# Start of Given data

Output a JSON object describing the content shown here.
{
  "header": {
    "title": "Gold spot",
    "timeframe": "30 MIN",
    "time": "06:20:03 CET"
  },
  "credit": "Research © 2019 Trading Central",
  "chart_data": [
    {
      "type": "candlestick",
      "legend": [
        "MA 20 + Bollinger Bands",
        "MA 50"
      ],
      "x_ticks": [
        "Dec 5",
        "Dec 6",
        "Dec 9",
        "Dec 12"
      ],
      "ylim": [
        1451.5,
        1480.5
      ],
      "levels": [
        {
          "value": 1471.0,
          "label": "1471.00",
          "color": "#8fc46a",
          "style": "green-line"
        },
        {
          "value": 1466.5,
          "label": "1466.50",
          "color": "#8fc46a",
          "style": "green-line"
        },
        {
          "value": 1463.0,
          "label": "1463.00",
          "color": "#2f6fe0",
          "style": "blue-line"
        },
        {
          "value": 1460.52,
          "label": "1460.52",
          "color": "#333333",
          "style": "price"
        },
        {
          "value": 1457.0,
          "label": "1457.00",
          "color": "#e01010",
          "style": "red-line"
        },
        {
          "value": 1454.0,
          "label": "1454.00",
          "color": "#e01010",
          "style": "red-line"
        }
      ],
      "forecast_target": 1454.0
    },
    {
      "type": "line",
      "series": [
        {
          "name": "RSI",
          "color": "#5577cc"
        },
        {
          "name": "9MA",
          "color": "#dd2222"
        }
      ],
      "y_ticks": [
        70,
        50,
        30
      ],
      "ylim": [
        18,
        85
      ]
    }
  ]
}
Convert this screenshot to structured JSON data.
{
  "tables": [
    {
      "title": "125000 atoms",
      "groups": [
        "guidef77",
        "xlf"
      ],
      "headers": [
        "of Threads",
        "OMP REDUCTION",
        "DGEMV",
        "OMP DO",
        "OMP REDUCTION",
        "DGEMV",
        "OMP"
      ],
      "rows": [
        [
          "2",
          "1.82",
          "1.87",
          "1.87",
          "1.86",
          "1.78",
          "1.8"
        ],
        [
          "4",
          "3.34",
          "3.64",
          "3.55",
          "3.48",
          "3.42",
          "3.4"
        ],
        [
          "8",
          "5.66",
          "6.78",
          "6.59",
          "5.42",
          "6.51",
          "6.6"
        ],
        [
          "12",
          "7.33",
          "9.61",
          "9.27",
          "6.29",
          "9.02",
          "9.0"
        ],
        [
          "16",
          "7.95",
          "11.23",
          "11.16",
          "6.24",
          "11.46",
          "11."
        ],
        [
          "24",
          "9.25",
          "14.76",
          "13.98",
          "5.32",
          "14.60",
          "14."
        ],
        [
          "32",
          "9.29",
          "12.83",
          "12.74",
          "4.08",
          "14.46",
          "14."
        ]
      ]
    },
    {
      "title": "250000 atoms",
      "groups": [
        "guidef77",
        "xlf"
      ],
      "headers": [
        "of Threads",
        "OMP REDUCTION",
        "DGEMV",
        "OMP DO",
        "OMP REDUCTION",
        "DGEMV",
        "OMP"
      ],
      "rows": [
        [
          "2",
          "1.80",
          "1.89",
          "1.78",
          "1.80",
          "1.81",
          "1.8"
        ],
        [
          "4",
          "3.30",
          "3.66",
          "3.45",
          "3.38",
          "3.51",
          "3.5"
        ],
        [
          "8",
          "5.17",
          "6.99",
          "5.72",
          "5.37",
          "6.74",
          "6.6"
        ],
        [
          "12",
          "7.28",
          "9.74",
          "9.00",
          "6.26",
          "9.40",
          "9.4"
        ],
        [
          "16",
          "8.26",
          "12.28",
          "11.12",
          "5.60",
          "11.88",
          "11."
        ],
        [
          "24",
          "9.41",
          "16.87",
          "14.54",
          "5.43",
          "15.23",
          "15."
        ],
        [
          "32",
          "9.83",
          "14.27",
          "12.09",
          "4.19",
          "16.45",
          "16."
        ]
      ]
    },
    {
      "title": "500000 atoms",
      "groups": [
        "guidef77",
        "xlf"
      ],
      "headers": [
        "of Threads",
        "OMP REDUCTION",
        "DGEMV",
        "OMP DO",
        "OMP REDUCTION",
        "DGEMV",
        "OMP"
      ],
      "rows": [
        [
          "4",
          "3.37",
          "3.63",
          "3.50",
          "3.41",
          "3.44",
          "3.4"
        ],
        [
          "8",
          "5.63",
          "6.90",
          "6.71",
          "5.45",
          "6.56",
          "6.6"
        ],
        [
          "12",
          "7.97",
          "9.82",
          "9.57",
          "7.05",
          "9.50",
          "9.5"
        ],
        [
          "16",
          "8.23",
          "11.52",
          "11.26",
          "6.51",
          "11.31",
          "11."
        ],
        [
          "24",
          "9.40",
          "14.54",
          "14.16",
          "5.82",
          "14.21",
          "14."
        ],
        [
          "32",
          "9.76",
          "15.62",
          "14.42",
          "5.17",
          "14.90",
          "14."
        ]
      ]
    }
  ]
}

# End of Given data

__Work to complete__.
Look through the data above. Each line containing the word "label" needs to be copied.

__Reply to the task__.
          "label": "1471.00",
          "label": "1466.50",
          "label": "1463.00",
          "label": "1460.52",
          "label": "1457.00",
          "label": "1454.00",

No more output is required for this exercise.